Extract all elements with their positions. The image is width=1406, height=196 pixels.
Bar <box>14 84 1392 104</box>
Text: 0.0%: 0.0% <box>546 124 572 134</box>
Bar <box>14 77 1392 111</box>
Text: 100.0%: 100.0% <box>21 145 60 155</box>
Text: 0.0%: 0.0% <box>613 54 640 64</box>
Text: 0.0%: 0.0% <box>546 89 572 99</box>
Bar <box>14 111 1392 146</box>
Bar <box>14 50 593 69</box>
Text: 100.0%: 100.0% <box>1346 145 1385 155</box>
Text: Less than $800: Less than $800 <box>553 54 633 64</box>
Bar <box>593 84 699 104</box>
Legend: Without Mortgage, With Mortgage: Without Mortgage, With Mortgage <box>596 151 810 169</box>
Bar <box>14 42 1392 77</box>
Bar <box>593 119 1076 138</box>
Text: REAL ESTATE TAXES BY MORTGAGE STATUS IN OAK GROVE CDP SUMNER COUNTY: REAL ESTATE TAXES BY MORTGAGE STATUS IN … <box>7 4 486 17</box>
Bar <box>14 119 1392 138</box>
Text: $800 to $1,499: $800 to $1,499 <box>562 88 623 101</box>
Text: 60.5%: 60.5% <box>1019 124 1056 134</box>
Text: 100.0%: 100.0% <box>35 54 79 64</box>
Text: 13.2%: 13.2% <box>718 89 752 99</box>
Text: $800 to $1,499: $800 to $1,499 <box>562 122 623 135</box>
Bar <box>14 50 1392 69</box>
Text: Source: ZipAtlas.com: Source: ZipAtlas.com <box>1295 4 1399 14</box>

──────────

— To do —
Rewrite the lines from the first one through the line containing "Bar <box>593 84 699 104</box>", swapping "Bar" for "Rectangle" and changing nothing else.

— The result —
Extract all elements with their positions. The image is width=1406, height=196 pixels.
Rectangle <box>14 84 1392 104</box>
Text: 0.0%: 0.0% <box>546 124 572 134</box>
Rectangle <box>14 77 1392 111</box>
Text: 100.0%: 100.0% <box>21 145 60 155</box>
Text: 0.0%: 0.0% <box>613 54 640 64</box>
Text: 0.0%: 0.0% <box>546 89 572 99</box>
Rectangle <box>14 111 1392 146</box>
Rectangle <box>14 50 593 69</box>
Text: 100.0%: 100.0% <box>1346 145 1385 155</box>
Text: Less than $800: Less than $800 <box>553 54 633 64</box>
Rectangle <box>593 84 699 104</box>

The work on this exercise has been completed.